* Exercise requirements:
Collect each line of the entries that holds the string "stopped".

* Stored rows:

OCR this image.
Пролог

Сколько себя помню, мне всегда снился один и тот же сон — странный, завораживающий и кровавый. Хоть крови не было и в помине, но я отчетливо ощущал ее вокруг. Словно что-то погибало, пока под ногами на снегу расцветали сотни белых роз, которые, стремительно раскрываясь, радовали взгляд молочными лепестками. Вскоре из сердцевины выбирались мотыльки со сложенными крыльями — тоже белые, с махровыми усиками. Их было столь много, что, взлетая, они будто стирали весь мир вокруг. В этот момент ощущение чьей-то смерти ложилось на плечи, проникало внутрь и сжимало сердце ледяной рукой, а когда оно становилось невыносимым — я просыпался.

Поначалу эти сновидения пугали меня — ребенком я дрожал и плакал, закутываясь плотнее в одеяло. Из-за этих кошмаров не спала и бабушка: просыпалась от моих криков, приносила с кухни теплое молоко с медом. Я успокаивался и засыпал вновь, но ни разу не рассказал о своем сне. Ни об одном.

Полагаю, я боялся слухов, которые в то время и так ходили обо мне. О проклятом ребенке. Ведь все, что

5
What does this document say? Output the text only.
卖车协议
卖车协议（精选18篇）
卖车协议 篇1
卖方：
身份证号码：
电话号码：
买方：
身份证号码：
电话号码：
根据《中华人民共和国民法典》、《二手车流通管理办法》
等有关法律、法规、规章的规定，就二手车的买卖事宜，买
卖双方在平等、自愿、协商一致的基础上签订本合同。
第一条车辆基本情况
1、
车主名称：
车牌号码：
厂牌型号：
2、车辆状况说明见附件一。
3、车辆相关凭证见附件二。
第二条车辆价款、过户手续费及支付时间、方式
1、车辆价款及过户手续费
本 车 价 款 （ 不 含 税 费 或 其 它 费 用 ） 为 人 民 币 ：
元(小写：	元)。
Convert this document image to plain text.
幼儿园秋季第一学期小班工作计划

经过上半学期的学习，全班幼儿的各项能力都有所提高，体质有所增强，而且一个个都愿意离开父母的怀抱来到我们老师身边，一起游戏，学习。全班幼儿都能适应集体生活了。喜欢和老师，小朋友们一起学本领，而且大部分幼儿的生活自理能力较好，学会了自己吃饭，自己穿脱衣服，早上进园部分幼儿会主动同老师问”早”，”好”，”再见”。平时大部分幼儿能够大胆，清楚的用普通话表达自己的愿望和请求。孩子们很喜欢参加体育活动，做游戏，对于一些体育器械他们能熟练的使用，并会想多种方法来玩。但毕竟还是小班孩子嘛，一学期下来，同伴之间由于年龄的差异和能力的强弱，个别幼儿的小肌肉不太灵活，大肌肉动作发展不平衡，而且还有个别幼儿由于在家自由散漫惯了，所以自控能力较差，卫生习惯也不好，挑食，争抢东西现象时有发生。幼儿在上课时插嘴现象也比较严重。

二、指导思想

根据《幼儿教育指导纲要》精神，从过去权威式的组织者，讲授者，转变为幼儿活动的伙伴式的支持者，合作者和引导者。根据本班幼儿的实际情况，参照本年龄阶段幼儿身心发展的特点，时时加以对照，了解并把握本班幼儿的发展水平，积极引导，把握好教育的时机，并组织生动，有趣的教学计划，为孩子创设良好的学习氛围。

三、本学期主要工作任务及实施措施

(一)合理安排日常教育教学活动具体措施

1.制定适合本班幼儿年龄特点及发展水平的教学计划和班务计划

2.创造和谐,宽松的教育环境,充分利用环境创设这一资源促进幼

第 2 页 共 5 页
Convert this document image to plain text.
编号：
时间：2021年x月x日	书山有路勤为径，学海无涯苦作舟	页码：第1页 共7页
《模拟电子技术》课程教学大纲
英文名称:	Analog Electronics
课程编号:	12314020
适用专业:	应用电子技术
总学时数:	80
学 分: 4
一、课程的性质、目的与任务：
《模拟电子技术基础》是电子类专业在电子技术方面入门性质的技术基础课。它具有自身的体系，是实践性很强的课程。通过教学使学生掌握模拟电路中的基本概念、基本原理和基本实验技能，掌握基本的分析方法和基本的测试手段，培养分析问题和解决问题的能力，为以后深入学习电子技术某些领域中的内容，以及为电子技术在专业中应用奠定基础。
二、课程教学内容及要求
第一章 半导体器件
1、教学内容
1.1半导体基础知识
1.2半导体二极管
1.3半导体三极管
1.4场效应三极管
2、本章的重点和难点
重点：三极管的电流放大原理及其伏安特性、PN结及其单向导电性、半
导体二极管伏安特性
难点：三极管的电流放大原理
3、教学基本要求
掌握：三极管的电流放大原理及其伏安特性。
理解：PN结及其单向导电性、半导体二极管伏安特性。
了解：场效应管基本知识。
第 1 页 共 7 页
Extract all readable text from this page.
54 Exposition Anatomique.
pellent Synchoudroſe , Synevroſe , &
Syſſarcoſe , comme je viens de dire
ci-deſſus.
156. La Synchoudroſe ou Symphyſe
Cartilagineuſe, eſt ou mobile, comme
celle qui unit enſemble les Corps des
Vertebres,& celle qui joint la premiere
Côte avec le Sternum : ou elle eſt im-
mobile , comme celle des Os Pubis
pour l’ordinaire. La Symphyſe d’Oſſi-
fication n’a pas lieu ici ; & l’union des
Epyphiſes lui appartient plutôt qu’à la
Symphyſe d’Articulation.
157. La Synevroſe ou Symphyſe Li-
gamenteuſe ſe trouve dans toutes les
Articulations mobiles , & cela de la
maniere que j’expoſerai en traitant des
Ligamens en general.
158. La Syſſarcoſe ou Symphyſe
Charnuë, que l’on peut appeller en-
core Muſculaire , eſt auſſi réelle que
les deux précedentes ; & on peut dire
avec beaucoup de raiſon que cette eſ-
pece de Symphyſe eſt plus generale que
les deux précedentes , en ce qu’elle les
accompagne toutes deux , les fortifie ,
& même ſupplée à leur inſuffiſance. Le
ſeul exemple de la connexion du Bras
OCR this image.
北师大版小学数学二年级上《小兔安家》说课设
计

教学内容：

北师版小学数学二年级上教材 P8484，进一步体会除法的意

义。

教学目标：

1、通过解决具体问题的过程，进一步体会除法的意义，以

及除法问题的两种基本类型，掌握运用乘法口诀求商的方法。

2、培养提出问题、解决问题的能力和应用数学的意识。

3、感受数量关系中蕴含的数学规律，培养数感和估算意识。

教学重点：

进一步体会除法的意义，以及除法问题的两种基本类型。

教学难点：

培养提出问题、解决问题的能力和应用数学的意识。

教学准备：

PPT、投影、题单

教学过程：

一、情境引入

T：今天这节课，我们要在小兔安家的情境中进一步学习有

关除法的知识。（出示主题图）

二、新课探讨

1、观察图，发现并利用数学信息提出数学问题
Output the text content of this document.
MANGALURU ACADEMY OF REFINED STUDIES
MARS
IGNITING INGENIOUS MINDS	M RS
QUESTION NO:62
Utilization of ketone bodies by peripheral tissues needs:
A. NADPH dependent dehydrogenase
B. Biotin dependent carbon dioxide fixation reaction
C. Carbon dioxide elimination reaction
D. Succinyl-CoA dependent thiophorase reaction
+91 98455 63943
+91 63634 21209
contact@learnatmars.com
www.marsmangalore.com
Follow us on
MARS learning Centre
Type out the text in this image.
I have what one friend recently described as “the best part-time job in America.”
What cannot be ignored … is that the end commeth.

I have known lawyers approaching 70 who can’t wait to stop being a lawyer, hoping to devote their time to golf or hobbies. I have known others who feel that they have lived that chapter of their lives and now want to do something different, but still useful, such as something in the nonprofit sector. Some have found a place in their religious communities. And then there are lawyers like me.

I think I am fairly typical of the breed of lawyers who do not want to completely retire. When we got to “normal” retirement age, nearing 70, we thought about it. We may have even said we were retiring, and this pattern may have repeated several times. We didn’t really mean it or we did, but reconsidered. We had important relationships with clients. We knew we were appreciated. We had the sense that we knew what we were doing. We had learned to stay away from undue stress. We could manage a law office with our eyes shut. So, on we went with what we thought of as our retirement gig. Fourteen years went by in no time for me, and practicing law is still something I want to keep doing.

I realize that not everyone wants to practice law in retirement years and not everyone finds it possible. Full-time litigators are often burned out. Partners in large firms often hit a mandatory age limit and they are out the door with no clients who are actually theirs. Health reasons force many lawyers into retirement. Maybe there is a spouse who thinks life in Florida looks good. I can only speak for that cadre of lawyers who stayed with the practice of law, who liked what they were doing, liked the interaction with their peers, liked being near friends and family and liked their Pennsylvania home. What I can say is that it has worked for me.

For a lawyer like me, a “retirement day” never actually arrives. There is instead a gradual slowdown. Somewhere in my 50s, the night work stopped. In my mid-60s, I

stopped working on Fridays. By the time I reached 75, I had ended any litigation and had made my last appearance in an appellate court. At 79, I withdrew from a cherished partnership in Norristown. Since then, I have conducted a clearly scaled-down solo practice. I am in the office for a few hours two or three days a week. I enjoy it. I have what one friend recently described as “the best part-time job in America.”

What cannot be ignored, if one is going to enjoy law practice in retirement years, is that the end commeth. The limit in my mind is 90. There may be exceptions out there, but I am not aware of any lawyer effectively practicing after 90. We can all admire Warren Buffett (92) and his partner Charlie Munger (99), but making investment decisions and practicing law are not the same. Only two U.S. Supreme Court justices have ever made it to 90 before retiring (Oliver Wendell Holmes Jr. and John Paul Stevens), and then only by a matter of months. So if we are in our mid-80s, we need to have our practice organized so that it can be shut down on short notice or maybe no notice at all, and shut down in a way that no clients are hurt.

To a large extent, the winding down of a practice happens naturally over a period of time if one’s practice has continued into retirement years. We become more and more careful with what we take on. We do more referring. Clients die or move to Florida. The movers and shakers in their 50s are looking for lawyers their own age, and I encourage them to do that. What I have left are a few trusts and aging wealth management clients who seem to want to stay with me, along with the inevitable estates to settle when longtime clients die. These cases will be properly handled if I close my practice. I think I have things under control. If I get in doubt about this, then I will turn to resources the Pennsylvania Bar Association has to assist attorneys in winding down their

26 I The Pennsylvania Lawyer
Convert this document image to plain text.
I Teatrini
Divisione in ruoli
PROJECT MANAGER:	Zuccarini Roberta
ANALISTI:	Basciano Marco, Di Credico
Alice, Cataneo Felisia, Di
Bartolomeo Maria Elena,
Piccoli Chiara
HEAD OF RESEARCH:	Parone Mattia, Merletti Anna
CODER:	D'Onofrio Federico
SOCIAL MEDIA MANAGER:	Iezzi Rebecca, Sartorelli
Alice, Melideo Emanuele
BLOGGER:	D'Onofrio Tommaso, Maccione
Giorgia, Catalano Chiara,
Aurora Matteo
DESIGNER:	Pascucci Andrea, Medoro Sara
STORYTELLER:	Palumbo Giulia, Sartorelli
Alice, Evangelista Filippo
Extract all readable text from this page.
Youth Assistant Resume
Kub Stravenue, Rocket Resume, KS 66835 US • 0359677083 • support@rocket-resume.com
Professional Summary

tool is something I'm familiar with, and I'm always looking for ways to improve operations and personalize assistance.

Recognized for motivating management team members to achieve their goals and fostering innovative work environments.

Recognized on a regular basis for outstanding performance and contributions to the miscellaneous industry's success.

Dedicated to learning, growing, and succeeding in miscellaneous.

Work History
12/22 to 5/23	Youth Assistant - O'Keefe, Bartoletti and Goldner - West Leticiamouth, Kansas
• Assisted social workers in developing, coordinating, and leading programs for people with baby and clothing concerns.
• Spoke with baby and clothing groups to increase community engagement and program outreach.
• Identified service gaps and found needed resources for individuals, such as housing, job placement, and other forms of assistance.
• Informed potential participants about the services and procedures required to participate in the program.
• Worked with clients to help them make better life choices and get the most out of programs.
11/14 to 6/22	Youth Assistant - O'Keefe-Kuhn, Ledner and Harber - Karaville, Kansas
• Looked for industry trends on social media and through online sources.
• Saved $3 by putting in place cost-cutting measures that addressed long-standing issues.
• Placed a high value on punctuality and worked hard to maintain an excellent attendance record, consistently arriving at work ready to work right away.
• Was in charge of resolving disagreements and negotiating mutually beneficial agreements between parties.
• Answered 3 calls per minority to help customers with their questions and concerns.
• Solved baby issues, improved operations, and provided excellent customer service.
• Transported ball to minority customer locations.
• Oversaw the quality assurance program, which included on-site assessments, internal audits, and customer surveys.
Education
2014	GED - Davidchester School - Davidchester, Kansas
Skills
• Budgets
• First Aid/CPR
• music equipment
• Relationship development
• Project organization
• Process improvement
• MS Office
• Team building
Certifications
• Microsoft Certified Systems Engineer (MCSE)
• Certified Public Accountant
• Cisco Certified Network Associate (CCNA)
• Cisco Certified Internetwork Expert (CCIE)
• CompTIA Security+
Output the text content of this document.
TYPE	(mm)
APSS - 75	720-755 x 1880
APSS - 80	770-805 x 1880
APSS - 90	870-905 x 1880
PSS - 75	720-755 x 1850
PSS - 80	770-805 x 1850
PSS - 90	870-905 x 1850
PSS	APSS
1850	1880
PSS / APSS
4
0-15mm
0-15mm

* Worked solution:
For a lawyer like me, a “retirement day” never actually arrives. There is instead a gradual slowdown. Somewhere in my 50s, the night work stopped. In my mid-60s, I
stopped working on Fridays. By the time I reached 75, I had ended any litigation and had made my last appearance in an appellate court. At 79, I withdrew from a cherished partnership in Norristown. Since then, I have conducted a clearly scaled-down solo practice. I am in the office for a few hours two or three days a week. I enjoy it. I have what one friend recently described as “the best part-time job in America.”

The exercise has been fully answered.